***** PROVIDED RECORDS
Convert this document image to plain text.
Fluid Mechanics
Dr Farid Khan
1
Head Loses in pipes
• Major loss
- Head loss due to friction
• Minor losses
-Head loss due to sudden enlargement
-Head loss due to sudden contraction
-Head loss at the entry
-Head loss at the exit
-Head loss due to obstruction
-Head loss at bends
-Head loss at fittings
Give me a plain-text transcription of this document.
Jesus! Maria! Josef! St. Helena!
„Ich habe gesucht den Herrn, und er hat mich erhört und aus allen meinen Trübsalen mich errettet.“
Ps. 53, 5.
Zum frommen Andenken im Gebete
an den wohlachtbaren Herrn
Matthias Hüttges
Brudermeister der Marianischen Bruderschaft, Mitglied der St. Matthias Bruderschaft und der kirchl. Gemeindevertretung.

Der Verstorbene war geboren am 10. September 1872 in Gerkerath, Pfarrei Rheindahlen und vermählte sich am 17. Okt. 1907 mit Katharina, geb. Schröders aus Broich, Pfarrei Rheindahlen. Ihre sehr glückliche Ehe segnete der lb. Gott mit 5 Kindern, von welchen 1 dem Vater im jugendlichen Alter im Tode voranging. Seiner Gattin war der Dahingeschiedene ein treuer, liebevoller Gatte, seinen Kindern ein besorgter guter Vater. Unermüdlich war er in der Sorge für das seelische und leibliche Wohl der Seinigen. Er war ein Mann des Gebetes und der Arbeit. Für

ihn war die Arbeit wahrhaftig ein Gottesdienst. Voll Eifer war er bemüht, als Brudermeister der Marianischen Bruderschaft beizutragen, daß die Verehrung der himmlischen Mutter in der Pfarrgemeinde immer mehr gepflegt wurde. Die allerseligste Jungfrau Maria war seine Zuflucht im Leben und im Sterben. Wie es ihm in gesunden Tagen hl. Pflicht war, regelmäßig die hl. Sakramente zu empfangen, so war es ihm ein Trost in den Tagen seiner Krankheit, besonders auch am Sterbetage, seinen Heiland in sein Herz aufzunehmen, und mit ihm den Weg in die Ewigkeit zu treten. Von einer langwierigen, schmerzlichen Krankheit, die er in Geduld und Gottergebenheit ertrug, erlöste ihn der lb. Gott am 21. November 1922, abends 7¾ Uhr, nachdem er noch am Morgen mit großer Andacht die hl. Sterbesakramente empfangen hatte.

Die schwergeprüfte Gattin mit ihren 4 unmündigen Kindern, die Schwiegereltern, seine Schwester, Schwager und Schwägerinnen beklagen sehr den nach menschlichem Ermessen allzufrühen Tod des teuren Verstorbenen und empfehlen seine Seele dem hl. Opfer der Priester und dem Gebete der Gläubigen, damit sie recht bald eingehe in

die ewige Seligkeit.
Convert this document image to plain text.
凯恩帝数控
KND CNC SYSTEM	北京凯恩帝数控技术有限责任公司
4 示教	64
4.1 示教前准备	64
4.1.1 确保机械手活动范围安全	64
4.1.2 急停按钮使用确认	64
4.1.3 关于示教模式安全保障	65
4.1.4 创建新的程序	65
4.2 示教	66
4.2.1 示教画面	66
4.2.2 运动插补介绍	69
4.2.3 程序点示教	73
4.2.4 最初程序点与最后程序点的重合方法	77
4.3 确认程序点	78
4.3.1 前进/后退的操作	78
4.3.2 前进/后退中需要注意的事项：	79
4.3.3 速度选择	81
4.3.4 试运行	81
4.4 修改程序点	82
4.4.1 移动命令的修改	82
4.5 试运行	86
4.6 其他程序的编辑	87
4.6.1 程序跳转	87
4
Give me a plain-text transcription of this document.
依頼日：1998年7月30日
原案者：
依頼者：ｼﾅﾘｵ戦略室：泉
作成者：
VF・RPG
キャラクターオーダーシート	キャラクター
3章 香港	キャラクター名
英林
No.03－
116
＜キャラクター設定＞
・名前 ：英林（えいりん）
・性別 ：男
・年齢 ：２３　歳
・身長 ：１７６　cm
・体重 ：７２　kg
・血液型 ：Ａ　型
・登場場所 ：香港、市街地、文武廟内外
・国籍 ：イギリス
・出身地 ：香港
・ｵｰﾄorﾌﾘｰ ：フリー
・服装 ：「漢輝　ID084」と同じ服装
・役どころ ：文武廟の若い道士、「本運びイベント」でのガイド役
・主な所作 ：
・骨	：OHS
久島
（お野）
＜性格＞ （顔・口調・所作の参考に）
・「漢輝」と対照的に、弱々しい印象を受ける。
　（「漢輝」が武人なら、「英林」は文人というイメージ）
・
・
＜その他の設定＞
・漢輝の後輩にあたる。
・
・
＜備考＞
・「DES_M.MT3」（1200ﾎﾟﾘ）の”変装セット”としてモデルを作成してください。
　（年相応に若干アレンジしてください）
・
**********
**GIVEN REQUEST**
The data above must be returned in full, exactly as written.

**COMPLETE RESPONSE**
Convert this document image to plain text.
Fluid Mechanics
Dr Farid Khan
1
Head Loses in pipes
• Major loss
- Head loss due to friction
• Minor losses
-Head loss due to sudden enlargement
-Head loss due to sudden contraction
-Head loss at the entry
-Head loss at the exit
-Head loss due to obstruction
-Head loss at bends
-Head loss at fittings
Give me a plain-text transcription of this document.
Jesus! Maria! Josef! St. Helena!
„Ich habe gesucht den Herrn, und er hat mich erhört und aus allen meinen Trübsalen mich errettet.“
Ps. 53, 5.
Zum frommen Andenken im Gebete
an den wohlachtbaren Herrn
Matthias Hüttges
Brudermeister der Marianischen Bruderschaft, Mitglied der St. Matthias Bruderschaft und der kirchl. Gemeindevertretung.

Der Verstorbene war geboren am 10. September 1872 in Gerkerath, Pfarrei Rheindahlen und vermählte sich am 17. Okt. 1907 mit Katharina, geb. Schröders aus Broich, Pfarrei Rheindahlen. Ihre sehr glückliche Ehe segnete der lb. Gott mit 5 Kindern, von welchen 1 dem Vater im jugendlichen Alter im Tode voranging. Seiner Gattin war der Dahingeschiedene ein treuer, liebevoller Gatte, seinen Kindern ein besorgter guter Vater. Unermüdlich war er in der Sorge für das seelische und leibliche Wohl der Seinigen. Er war ein Mann des Gebetes und der Arbeit. Für

ihn war die Arbeit wahrhaftig ein Gottesdienst. Voll Eifer war er bemüht, als Brudermeister der Marianischen Bruderschaft beizutragen, daß die Verehrung der himmlischen Mutter in der Pfarrgemeinde immer mehr gepflegt wurde. Die allerseligste Jungfrau Maria war seine Zuflucht im Leben und im Sterben. Wie es ihm in gesunden Tagen hl. Pflicht war, regelmäßig die hl. Sakramente zu empfangen, so war es ihm ein Trost in den Tagen seiner Krankheit, besonders auch am Sterbetage, seinen Heiland in sein Herz aufzunehmen, und mit ihm den Weg in die Ewigkeit zu treten. Von einer langwierigen, schmerzlichen Krankheit, die er in Geduld und Gottergebenheit ertrug, erlöste ihn der lb. Gott am 21. November 1922, abends 7¾ Uhr, nachdem er noch am Morgen mit großer Andacht die hl. Sterbesakramente empfangen hatte.

Die schwergeprüfte Gattin mit ihren 4 unmündigen Kindern, die Schwiegereltern, seine Schwester, Schwager und Schwägerinnen beklagen sehr den nach menschlichem Ermessen allzufrühen Tod des teuren Verstorbenen und empfehlen seine Seele dem hl. Opfer der Priester und dem Gebete der Gläubigen, damit sie recht bald eingehe in

die ewige Seligkeit.
Convert this document image to plain text.
凯恩帝数控
KND CNC SYSTEM	北京凯恩帝数控技术有限责任公司
4 示教	64
4.1 示教前准备	64
4.1.1 确保机械手活动范围安全	64
4.1.2 急停按钮使用确认	64
4.1.3 关于示教模式安全保障	65
4.1.4 创建新的程序	65
4.2 示教	66
4.2.1 示教画面	66
4.2.2 运动插补介绍	69
4.2.3 程序点示教	73
4.2.4 最初程序点与最后程序点的重合方法	77
4.3 确认程序点	78
4.3.1 前进/后退的操作	78
4.3.2 前进/后退中需要注意的事项：	79
4.3.3 速度选择	81
4.3.4 试运行	81
4.4 修改程序点	82
4.4.1 移动命令的修改	82
4.5 试运行	86
4.6 其他程序的编辑	87
4.6.1 程序跳转	87
4
Give me a plain-text transcription of this document.
依頼日：1998年7月30日
原案者：
依頼者：ｼﾅﾘｵ戦略室：泉
作成者：
VF・RPG
キャラクターオーダーシート	キャラクター
3章 香港	キャラクター名
英林
No.03－
116
＜キャラクター設定＞
・名前 ：英林（えいりん）
・性別 ：男
・年齢 ：２３　歳
・身長 ：１７６　cm
・体重 ：７２　kg
・血液型 ：Ａ　型
・登場場所 ：香港、市街地、文武廟内外
・国籍 ：イギリス
・出身地 ：香港
・ｵｰﾄorﾌﾘｰ ：フリー
・服装 ：「漢輝　ID084」と同じ服装
・役どころ ：文武廟の若い道士、「本運びイベント」でのガイド役
・主な所作 ：
・骨	：OHS
久島
（お野）
＜性格＞ （顔・口調・所作の参考に）
・「漢輝」と対照的に、弱々しい印象を受ける。
　（「漢輝」が武人なら、「英林」は文人というイメージ）
・
・
＜その他の設定＞
・漢輝の後輩にあたる。
・
・
＜備考＞
・「DES_M.MT3」（1200ﾎﾟﾘ）の”変装セット”としてモデルを作成してください。
　（年相応に若干アレンジしてください）
・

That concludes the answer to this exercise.